#### Short exercise
Pull out every line with the word "JSON".

#### Data records
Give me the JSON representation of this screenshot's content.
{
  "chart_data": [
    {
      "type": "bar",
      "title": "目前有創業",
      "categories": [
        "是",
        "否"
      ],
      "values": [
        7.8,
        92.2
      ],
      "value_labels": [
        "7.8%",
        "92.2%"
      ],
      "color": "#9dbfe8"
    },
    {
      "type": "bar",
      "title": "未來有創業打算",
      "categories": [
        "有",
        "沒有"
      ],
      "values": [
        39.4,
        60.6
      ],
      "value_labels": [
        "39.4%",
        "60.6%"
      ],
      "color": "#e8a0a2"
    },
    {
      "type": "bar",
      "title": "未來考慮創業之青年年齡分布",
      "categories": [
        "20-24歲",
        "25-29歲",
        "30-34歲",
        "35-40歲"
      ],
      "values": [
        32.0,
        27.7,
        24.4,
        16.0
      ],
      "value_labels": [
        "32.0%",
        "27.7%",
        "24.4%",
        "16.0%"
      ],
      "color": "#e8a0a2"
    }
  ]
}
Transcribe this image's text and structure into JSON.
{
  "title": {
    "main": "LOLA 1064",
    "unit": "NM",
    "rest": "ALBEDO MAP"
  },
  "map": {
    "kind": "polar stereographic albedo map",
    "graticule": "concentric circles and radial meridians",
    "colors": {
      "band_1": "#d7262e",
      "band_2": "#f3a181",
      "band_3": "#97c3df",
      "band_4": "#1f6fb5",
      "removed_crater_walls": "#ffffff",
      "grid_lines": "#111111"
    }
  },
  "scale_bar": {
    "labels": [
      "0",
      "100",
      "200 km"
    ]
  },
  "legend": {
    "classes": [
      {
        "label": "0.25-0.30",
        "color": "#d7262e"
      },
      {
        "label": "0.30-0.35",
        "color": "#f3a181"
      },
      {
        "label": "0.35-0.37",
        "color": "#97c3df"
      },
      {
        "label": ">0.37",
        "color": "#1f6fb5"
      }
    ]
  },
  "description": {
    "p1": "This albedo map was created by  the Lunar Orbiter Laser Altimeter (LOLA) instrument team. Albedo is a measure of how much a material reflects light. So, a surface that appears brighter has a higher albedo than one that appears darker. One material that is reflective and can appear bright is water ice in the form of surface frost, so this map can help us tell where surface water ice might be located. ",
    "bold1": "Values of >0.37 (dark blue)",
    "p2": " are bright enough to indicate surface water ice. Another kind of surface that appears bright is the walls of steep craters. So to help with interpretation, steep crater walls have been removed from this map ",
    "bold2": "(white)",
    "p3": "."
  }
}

#### Output
Give me the JSON representation of this screenshot's content.
Transcribe this image's text and structure into JSON.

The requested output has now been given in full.